* WHAT YOU HAVE TO DO:
In the data below, locate each line with the word "calls" and list it.

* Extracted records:
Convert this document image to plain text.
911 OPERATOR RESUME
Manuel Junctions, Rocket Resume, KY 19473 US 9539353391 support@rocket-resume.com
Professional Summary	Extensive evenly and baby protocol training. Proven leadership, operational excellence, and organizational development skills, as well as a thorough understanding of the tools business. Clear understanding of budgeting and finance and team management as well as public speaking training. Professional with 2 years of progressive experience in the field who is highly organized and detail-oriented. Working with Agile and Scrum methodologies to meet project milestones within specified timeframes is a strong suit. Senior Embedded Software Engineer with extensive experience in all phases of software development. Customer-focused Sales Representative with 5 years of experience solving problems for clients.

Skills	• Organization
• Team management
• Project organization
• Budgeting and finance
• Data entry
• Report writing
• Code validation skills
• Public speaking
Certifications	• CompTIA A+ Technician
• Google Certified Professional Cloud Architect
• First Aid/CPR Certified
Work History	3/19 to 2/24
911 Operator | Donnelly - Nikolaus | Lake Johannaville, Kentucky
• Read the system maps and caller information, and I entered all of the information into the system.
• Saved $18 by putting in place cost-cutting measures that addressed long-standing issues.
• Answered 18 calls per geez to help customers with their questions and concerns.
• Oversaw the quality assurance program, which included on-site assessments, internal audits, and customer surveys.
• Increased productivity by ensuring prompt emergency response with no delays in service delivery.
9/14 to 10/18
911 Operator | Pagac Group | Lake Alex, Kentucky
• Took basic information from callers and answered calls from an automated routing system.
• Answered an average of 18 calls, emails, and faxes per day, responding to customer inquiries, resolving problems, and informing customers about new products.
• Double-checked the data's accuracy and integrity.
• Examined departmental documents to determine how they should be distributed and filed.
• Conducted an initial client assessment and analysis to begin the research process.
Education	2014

* RESULT OF THE TASK:
• Answered 18 calls per geez to help customers with their questions and concerns.
• Took basic information from callers and answered calls from an automated routing system.
• Answered an average of 18 calls, emails, and faxes per day, responding to customer inquiries, resolving problems, and informing customers about new products.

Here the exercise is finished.